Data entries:
■ ■ ■ ■ ■ ■ ■

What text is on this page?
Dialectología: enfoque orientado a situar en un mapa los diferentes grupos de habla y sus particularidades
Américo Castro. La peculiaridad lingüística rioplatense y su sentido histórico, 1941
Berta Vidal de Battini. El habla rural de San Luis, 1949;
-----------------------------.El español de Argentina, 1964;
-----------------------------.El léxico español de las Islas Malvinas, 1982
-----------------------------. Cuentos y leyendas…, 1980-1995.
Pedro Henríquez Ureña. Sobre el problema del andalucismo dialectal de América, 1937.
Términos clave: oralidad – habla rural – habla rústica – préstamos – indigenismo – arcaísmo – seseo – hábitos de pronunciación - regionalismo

■ ■ ■ ■ ■ ■ ■

Work to do>
Copy all lines above containing the string "rural".

Output for this task>
Berta Vidal de Battini. El habla rural de San Luis, 1949;
Términos clave: oralidad – habla rural – habla rústica – préstamos – indigenismo – arcaísmo – seseo – hábitos de pronunciación - regionalismo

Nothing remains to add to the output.